• **WORK TO BE COMPLETED**: Transcribe the records that follow exactly. Skip the pictures.

• **DATASET RECORDS**:
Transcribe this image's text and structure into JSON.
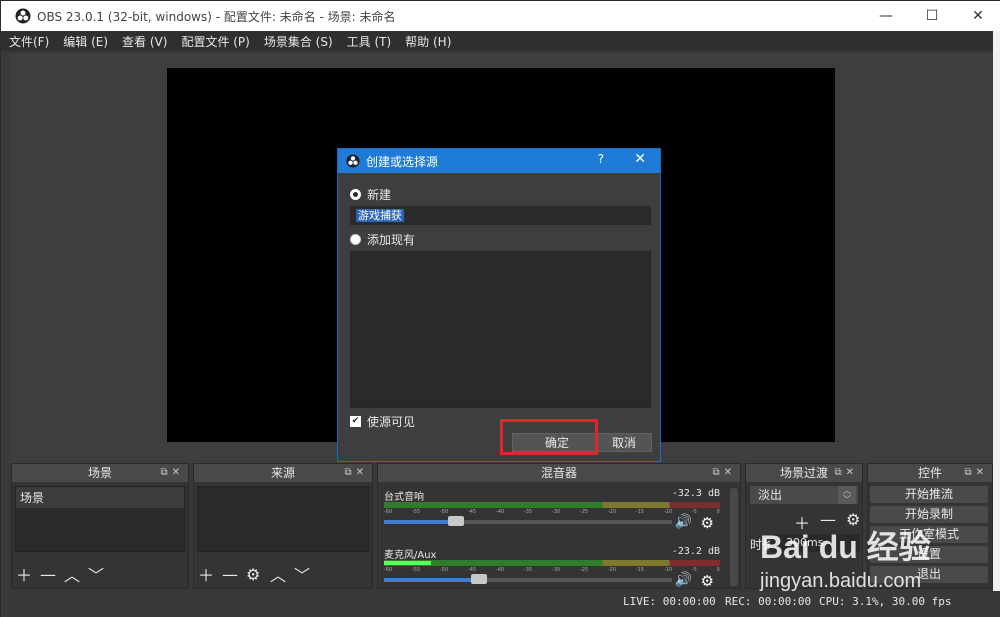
{
  "window": {
    "title": "OBS 23.0.1 (32-bit, windows) - 配置文件: 未命名 - 场景: 未命名",
    "controls": {
      "minimize": "—",
      "maximize": "☐",
      "close": "✕"
    }
  },
  "menu": [
    "文件(F)",
    "编辑 (E)",
    "查看 (V)",
    "配置文件 (P)",
    "场景集合 (S)",
    "工具 (T)",
    "帮助 (H)"
  ],
  "dialog": {
    "title": "创建或选择源",
    "help": "?",
    "close": "✕",
    "new_label": "新建",
    "name_value": "游戏捕获",
    "existing_label": "添加现有",
    "visible_label": "使源可见",
    "ok_label": "确定",
    "cancel_label": "取消"
  },
  "docks": {
    "scenes": {
      "title": "场景",
      "items": [
        "场景"
      ]
    },
    "sources": {
      "title": "来源"
    },
    "mixer": {
      "title": "混音器",
      "ticks": [
        "-60",
        "-55",
        "-50",
        "-45",
        "-40",
        "-35",
        "-30",
        "-25",
        "-20",
        "-15",
        "-10",
        "-5",
        "0"
      ],
      "tracks": [
        {
          "name": "台式音响",
          "db": "-32.3 dB",
          "volume": 0.25
        },
        {
          "name": "麦克风/Aux",
          "db": "-23.2 dB",
          "volume": 0.33
        }
      ]
    },
    "transitions": {
      "title": "场景过渡",
      "selected": "淡出",
      "duration_label": "时长",
      "duration_value": "300ms"
    },
    "controls": {
      "title": "控件",
      "buttons": [
        "开始推流",
        "开始录制",
        "工作室模式",
        "设置",
        "退出"
      ]
    }
  },
  "status": {
    "live": "LIVE: 00:00:00",
    "rec": "REC: 00:00:00",
    "cpu": "CPU: 3.1%, 30.00 fps"
  },
  "watermark": {
    "logo": "Bai du 经验",
    "url": "jingyan.baidu.com"
  }
}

• **FINAL ANSWER**:
Transcribe this image's text and structure into JSON.
{
  "window": {
    "title": "OBS 23.0.1 (32-bit, windows) - 配置文件: 未命名 - 场景: 未命名",
    "controls": {
      "minimize": "—",
      "maximize": "☐",
      "close": "✕"
    }
  },
  "menu": [
    "文件(F)",
    "编辑 (E)",
    "查看 (V)",
    "配置文件 (P)",
    "场景集合 (S)",
    "工具 (T)",
    "帮助 (H)"
  ],
  "dialog": {
    "title": "创建或选择源",
    "help": "?",
    "close": "✕",
    "new_label": "新建",
    "name_value": "游戏捕获",
    "existing_label": "添加现有",
    "visible_label": "使源可见",
    "ok_label": "确定",
    "cancel_label": "取消"
  },
  "docks": {
    "scenes": {
      "title": "场景",
      "items": [
        "场景"
      ]
    },
    "sources": {
      "title": "来源"
    },
    "mixer": {
      "title": "混音器",
      "ticks": [
        "-60",
        "-55",
        "-50",
        "-45",
        "-40",
        "-35",
        "-30",
        "-25",
        "-20",
        "-15",
        "-10",
        "-5",
        "0"
      ],
      "tracks": [
        {
          "name": "台式音响",
          "db": "-32.3 dB",
          "volume": 0.25
        },
        {
          "name": "麦克风/Aux",
          "db": "-23.2 dB",
          "volume": 0.33
        }
      ]
    },
    "transitions": {
      "title": "场景过渡",
      "selected": "淡出",
      "duration_label": "时长",
      "duration_value": "300ms"
    },
    "controls": {
      "title": "控件",
      "buttons": [
        "开始推流",
        "开始录制",
        "工作室模式",
        "设置",
        "退出"
      ]
    }
  },
  "status": {
    "live": "LIVE: 00:00:00",
    "rec": "REC: 00:00:00",
    "cpu": "CPU: 3.1%, 30.00 fps"
  },
  "watermark": {
    "logo": "Bai du 经验",
    "url": "jingyan.baidu.com"
  }
}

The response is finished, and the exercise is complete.